-- PASSAGE GIVEN --
• • • • •
# Don't buy parts from Autopartsonlinecanada.com



## bing888 (Dec 14, 2005)

Don't buy parts from " Autopartsonlinecanada.com ", I bought a control arm with ball joint for $74 CAD, but they send me a defective part (ball joint rubber cover has tear), and it will take long time to return, I am still waiting for a Return Authorization Number to return the part, I received part two weeks ago. After the part been returned, there are minimum 4 weeks to get $ back.


----------



## claudiusmaximas (Jun 23, 2007)

was that the site where they were selling an 00-01 MAF sensor for 700$ lol?


----------



## bikeman (Dec 26, 2006)

*Cheap of makes.*

I too bought an upper control arm from autopartsonlinecanada ($90+tax), it lasted less then a year, crappy Chinese parts. I regret now not getting the original from the dealer, it would have cost me at the time about $140 + tax but I wouldn't be doing it again, where's the savings now?
• • • • •
-- DATA SHOWN --

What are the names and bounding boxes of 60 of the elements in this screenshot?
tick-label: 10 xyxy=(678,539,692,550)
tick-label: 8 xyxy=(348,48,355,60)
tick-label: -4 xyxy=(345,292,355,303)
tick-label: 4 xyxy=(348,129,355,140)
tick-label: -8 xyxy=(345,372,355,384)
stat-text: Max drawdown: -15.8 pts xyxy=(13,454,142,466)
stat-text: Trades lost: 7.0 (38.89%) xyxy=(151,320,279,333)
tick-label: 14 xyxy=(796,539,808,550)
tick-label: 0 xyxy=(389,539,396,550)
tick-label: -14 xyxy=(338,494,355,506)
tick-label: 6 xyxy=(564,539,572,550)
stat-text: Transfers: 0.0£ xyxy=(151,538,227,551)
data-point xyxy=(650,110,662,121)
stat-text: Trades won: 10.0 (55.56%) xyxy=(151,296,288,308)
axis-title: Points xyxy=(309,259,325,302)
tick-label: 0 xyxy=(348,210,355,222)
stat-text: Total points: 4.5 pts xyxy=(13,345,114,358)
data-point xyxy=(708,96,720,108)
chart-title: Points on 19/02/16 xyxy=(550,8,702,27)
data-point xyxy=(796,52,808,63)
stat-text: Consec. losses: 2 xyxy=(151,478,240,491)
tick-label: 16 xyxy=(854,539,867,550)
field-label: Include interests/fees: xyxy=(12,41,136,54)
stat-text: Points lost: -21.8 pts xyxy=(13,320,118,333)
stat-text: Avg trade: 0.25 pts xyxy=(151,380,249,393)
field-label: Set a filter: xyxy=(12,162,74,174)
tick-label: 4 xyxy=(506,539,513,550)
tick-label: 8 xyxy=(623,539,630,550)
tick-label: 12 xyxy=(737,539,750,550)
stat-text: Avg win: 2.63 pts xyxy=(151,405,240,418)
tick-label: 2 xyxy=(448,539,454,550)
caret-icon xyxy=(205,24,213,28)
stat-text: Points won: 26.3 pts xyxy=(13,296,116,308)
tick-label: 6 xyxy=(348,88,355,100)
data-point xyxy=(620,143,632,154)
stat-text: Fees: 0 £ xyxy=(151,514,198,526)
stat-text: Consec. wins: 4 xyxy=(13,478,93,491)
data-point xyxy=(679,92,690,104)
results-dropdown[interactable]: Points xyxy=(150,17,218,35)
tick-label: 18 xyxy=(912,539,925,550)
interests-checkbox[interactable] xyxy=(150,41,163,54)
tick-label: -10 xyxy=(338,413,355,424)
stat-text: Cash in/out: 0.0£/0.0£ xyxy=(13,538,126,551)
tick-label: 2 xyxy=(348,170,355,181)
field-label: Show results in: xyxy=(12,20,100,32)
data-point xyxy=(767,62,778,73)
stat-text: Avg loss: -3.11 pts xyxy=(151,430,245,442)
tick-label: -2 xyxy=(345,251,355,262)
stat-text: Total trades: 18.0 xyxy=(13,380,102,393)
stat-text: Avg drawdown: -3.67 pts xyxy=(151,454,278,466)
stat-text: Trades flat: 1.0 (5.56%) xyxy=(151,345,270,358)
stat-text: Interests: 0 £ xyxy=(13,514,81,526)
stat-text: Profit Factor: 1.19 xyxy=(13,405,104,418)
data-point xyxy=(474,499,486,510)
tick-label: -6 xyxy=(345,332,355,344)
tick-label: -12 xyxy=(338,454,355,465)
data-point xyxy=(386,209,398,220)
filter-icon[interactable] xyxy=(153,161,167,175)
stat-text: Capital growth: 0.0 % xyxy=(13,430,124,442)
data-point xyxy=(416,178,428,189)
• • • • •
-- REQUIREMENTS --
Please continue the forum thread warning against buying from Autopartsonlinecanada.com, starting after its last post.

-- RESULT OF THIS EXERCISE --
----------



## smj999smj (Jan 1, 2006)

I get a lot of stuff from Rockauto.com. Prices are great and I have my parts within 5 business days or less after I order them. I have had a couple of incidents where I had to return parts (not due to their fault) and it was a breeze! Just brought up the order online and clicked on the parts I needed to return. I printed out the return address which got attached to the box and went back and inserted the tracking number after I shipped the box. When it comes to control arms, I usually go with Dorman. Only problem I've had with them is once when I ordered "closeout" struts for an 85 Trans Am. The parts were ten years old; one was bad right out of the box and the other was a wrong part number. They did take them back and paid for the shipping, so I have no complaints.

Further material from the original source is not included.